§ Work to complete
What follows is a set of records; repeat all of them exactly.

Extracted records
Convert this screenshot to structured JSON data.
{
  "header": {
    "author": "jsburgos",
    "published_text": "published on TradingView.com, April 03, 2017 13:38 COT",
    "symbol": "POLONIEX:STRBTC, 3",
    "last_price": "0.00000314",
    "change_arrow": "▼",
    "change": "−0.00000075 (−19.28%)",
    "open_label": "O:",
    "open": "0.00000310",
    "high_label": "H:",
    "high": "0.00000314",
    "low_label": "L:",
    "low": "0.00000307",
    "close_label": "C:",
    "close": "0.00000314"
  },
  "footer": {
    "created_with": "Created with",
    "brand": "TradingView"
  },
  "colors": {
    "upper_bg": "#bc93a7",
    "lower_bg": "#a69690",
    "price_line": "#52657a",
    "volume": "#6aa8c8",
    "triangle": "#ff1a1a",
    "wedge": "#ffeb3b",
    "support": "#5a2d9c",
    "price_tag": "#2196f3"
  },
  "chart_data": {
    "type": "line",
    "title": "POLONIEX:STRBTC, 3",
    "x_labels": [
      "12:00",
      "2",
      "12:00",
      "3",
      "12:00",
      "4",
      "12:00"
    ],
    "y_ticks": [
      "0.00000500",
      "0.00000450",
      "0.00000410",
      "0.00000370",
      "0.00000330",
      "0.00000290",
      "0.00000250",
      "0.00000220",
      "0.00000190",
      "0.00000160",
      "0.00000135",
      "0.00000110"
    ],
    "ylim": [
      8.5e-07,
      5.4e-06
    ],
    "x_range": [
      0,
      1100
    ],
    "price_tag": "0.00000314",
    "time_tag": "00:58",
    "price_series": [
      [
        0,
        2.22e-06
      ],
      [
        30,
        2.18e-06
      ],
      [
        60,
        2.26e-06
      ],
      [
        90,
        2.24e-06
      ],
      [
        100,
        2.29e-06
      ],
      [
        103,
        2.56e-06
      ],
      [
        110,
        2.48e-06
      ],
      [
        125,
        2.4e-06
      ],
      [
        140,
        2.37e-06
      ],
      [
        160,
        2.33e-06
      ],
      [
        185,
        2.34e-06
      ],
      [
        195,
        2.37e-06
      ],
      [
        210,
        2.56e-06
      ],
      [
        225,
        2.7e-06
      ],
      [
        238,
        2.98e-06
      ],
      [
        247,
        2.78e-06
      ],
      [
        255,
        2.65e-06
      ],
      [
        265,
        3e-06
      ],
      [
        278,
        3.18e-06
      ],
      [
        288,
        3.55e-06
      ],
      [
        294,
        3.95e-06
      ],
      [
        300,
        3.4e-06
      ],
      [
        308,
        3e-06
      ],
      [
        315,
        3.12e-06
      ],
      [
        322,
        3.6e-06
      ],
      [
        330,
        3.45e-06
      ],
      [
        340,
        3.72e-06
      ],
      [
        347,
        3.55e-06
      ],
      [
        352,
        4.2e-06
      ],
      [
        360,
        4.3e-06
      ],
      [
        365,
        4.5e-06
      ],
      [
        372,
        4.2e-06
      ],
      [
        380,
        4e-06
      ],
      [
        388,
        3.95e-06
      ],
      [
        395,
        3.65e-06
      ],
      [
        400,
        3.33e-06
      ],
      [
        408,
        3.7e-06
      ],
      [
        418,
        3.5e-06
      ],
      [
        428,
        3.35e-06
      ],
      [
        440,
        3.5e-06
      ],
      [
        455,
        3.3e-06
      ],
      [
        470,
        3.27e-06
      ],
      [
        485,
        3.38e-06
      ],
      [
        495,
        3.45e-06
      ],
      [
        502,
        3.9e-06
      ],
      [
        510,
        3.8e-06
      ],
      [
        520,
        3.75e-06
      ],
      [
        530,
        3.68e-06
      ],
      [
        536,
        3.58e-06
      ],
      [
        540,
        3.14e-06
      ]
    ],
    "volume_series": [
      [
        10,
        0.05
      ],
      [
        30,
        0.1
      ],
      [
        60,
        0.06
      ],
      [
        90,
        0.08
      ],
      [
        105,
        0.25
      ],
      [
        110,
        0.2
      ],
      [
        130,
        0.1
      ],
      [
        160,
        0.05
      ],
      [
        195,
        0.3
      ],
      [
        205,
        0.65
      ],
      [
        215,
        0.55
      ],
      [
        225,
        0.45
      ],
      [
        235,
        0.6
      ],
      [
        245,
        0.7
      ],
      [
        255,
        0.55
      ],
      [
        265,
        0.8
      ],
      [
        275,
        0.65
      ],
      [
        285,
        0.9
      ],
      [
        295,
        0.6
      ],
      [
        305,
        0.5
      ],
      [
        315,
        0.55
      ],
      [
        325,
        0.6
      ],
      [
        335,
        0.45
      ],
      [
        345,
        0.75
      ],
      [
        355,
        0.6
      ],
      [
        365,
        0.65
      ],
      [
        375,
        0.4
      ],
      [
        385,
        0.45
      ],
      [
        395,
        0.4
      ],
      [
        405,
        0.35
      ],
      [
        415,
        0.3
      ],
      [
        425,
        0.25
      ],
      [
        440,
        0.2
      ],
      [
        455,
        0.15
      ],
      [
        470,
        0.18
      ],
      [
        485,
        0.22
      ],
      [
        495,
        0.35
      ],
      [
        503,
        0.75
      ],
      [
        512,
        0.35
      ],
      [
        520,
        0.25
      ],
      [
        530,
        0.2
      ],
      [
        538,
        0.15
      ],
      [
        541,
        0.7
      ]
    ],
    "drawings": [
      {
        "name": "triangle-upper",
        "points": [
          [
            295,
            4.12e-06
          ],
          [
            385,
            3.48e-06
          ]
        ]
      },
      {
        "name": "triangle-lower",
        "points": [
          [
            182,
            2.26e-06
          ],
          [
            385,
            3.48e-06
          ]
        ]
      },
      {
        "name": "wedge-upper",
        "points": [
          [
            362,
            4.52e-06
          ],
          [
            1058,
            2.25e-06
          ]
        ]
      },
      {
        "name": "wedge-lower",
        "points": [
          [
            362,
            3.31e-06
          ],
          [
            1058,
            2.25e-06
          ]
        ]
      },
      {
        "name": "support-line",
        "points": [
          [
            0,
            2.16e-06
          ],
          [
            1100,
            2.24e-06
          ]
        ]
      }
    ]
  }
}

§ Worked solution
Convert this screenshot to structured JSON data.
{
  "header": {
    "author": "jsburgos",
    "published_text": "published on TradingView.com, April 03, 2017 13:38 COT",
    "symbol": "POLONIEX:STRBTC, 3",
    "last_price": "0.00000314",
    "change_arrow": "▼",
    "change": "−0.00000075 (−19.28%)",
    "open_label": "O:",
    "open": "0.00000310",
    "high_label": "H:",
    "high": "0.00000314",
    "low_label": "L:",
    "low": "0.00000307",
    "close_label": "C:",
    "close": "0.00000314"
  },
  "footer": {
    "created_with": "Created with",
    "brand": "TradingView"
  },
  "colors": {
    "upper_bg": "#bc93a7",
    "lower_bg": "#a69690",
    "price_line": "#52657a",
    "volume": "#6aa8c8",
    "triangle": "#ff1a1a",
    "wedge": "#ffeb3b",
    "support": "#5a2d9c",
    "price_tag": "#2196f3"
  },
  "chart_data": {
    "type": "line",
    "title": "POLONIEX:STRBTC, 3",
    "x_labels": [
      "12:00",
      "2",
      "12:00",
      "3",
      "12:00",
      "4",
      "12:00"
    ],
    "y_ticks": [
      "0.00000500",
      "0.00000450",
      "0.00000410",
      "0.00000370",
      "0.00000330",
      "0.00000290",
      "0.00000250",
      "0.00000220",
      "0.00000190",
      "0.00000160",
      "0.00000135",
      "0.00000110"
    ],
    "ylim": [
      8.5e-07,
      5.4e-06
    ],
    "x_range": [
      0,
      1100
    ],
    "price_tag": "0.00000314",
    "time_tag": "00:58",
    "price_series": [
      [
        0,
        2.22e-06
      ],
      [
        30,
        2.18e-06
      ],
      [
        60,
        2.26e-06
      ],
      [
        90,
        2.24e-06
      ],
      [
        100,
        2.29e-06
      ],
      [
        103,
        2.56e-06
      ],
      [
        110,
        2.48e-06
      ],
      [
        125,
        2.4e-06
      ],
      [
        140,
        2.37e-06
      ],
      [
        160,
        2.33e-06
      ],
      [
        185,
        2.34e-06
      ],
      [
        195,
        2.37e-06
      ],
      [
        210,
        2.56e-06
      ],
      [
        225,
        2.7e-06
      ],
      [
        238,
        2.98e-06
      ],
      [
        247,
        2.78e-06
      ],
      [
        255,
        2.65e-06
      ],
      [
        265,
        3e-06
      ],
      [
        278,
        3.18e-06
      ],
      [
        288,
        3.55e-06
      ],
      [
        294,
        3.95e-06
      ],
      [
        300,
        3.4e-06
      ],
      [
        308,
        3e-06
      ],
      [
        315,
        3.12e-06
      ],
      [
        322,
        3.6e-06
      ],
      [
        330,
        3.45e-06
      ],
      [
        340,
        3.72e-06
      ],
      [
        347,
        3.55e-06
      ],
      [
        352,
        4.2e-06
      ],
      [
        360,
        4.3e-06
      ],
      [
        365,
        4.5e-06
      ],
      [
        372,
        4.2e-06
      ],
      [
        380,
        4e-06
      ],
      [
        388,
        3.95e-06
      ],
      [
        395,
        3.65e-06
      ],
      [
        400,
        3.33e-06
      ],
      [
        408,
        3.7e-06
      ],
      [
        418,
        3.5e-06
      ],
      [
        428,
        3.35e-06
      ],
      [
        440,
        3.5e-06
      ],
      [
        455,
        3.3e-06
      ],
      [
        470,
        3.27e-06
      ],
      [
        485,
        3.38e-06
      ],
      [
        495,
        3.45e-06
      ],
      [
        502,
        3.9e-06
      ],
      [
        510,
        3.8e-06
      ],
      [
        520,
        3.75e-06
      ],
      [
        530,
        3.68e-06
      ],
      [
        536,
        3.58e-06
      ],
      [
        540,
        3.14e-06
      ]
    ],
    "volume_series": [
      [
        10,
        0.05
      ],
      [
        30,
        0.1
      ],
      [
        60,
        0.06
      ],
      [
        90,
        0.08
      ],
      [
        105,
        0.25
      ],
      [
        110,
        0.2
      ],
      [
        130,
        0.1
      ],
      [
        160,
        0.05
      ],
      [
        195,
        0.3
      ],
      [
        205,
        0.65
      ],
      [
        215,
        0.55
      ],
      [
        225,
        0.45
      ],
      [
        235,
        0.6
      ],
      [
        245,
        0.7
      ],
      [
        255,
        0.55
      ],
      [
        265,
        0.8
      ],
      [
        275,
        0.65
      ],
      [
        285,
        0.9
      ],
      [
        295,
        0.6
      ],
      [
        305,
        0.5
      ],
      [
        315,
        0.55
      ],
      [
        325,
        0.6
      ],
      [
        335,
        0.45
      ],
      [
        345,
        0.75
      ],
      [
        355,
        0.6
      ],
      [
        365,
        0.65
      ],
      [
        375,
        0.4
      ],
      [
        385,
        0.45
      ],
      [
        395,
        0.4
      ],
      [
        405,
        0.35
      ],
      [
        415,
        0.3
      ],
      [
        425,
        0.25
      ],
      [
        440,
        0.2
      ],
      [
        455,
        0.15
      ],
      [
        470,
        0.18
      ],
      [
        485,
        0.22
      ],
      [
        495,
        0.35
      ],
      [
        503,
        0.75
      ],
      [
        512,
        0.35
      ],
      [
        520,
        0.25
      ],
      [
        530,
        0.2
      ],
      [
        538,
        0.15
      ],
      [
        541,
        0.7
      ]
    ],
    "drawings": [
      {
        "name": "triangle-upper",
        "points": [
          [
            295,
            4.12e-06
          ],
          [
            385,
            3.48e-06
          ]
        ]
      },
      {
        "name": "triangle-lower",
        "points": [
          [
            182,
            2.26e-06
          ],
          [
            385,
            3.48e-06
          ]
        ]
      },
      {
        "name": "wedge-upper",
        "points": [
          [
            362,
            4.52e-06
          ],
          [
            1058,
            2.25e-06
          ]
        ]
      },
      {
        "name": "wedge-lower",
        "points": [
          [
            362,
            3.31e-06
          ],
          [
            1058,
            2.25e-06
          ]
        ]
      },
      {
        "name": "support-line",
        "points": [
          [
            0,
            2.16e-06
          ],
          [
            1100,
            2.24e-06
          ]
        ]
      }
    ]
  }
}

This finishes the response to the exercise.